+++ INPUT FOR THIS TASK +++

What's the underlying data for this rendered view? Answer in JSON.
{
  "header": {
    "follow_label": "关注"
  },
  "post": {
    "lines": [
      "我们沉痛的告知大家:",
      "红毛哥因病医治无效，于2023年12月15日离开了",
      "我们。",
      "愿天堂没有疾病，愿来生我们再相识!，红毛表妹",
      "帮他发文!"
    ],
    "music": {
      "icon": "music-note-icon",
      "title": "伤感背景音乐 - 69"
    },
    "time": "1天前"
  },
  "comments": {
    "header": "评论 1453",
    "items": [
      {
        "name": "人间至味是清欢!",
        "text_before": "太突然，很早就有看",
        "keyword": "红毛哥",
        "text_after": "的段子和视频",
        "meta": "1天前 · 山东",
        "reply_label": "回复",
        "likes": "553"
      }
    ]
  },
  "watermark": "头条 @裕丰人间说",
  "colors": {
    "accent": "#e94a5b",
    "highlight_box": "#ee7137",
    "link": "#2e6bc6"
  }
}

+++

WORK INSTRUCTIONS
Copy out each line exactly.

TASK RESULT
What's the underlying data for this rendered view? Answer in JSON.
{
  "header": {
    "follow_label": "关注"
  },
  "post": {
    "lines": [
      "我们沉痛的告知大家:",
      "红毛哥因病医治无效，于2023年12月15日离开了",
      "我们。",
      "愿天堂没有疾病，愿来生我们再相识!，红毛表妹",
      "帮他发文!"
    ],
    "music": {
      "icon": "music-note-icon",
      "title": "伤感背景音乐 - 69"
    },
    "time": "1天前"
  },
  "comments": {
    "header": "评论 1453",
    "items": [
      {
        "name": "人间至味是清欢!",
        "text_before": "太突然，很早就有看",
        "keyword": "红毛哥",
        "text_after": "的段子和视频",
        "meta": "1天前 · 山东",
        "reply_label": "回复",
        "likes": "553"
      }
    ]
  },
  "watermark": "头条 @裕丰人间说",
  "colors": {
    "accent": "#e94a5b",
    "highlight_box": "#ee7137",
    "link": "#2e6bc6"
  }
}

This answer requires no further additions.